**DESCRIPTION OF THE TASK**
Report the number of lines in the entries below that include the word "pipelines", and nothing else.

**GIVEN INFORMATION**

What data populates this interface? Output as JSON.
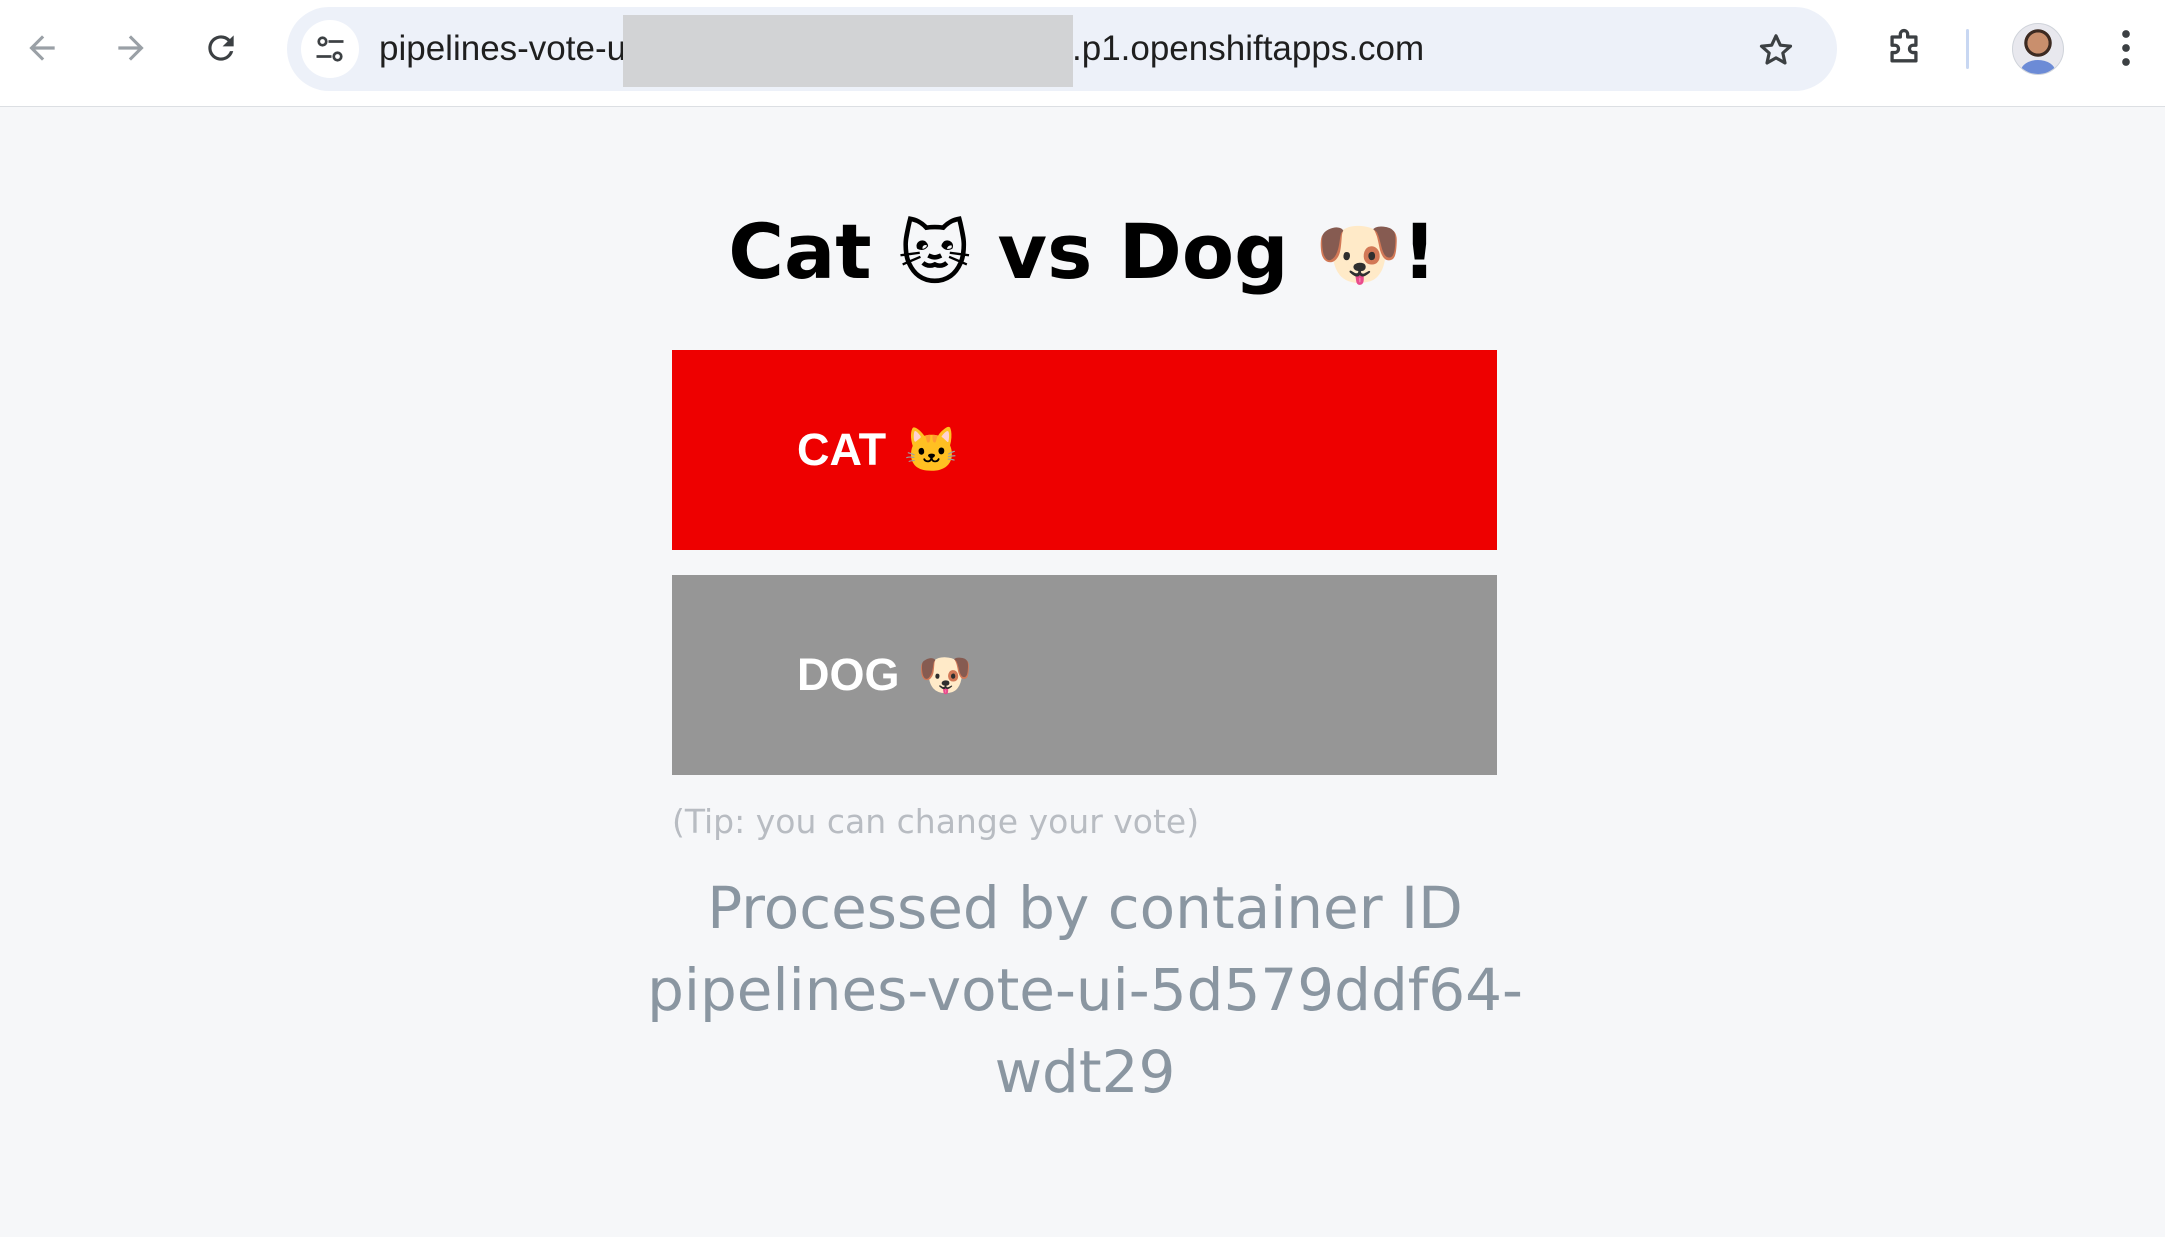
{
  "browser": {
    "url_prefix": "pipelines-vote-u",
    "url_suffix": ".p1.openshiftapps.com",
    "back_icon": "arrow-left-icon",
    "forward_icon": "arrow-right-icon",
    "reload_icon": "reload-icon",
    "site_info_icon": "tune-icon",
    "bookmark_icon": "star-icon",
    "extensions_icon": "puzzle-icon",
    "menu_icon": "kebab-menu-icon"
  },
  "page": {
    "title_part1": "Cat",
    "title_cat_emoji": "🐱",
    "title_part2": "vs Dog",
    "title_dog_emoji": "🐶",
    "title_end": "!",
    "cat_label": "CAT",
    "cat_emoji": "🐱",
    "dog_label": "DOG",
    "dog_emoji": "🐶",
    "tip": "(Tip: you can change your vote)",
    "processed_line1": "Processed by container ID",
    "processed_line2": "pipelines-vote-ui-5d579ddf64-wdt29"
  },
  "colors": {
    "cat_button": "#ee0000",
    "dog_button": "#969696",
    "page_background": "#f6f7f9"
  }
}
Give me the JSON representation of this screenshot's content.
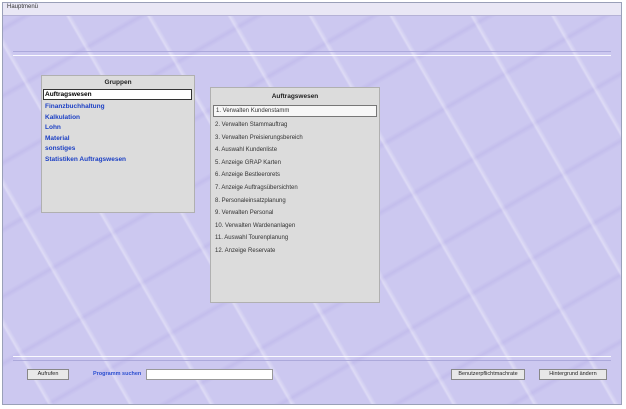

**RESPONSE BELOW**
2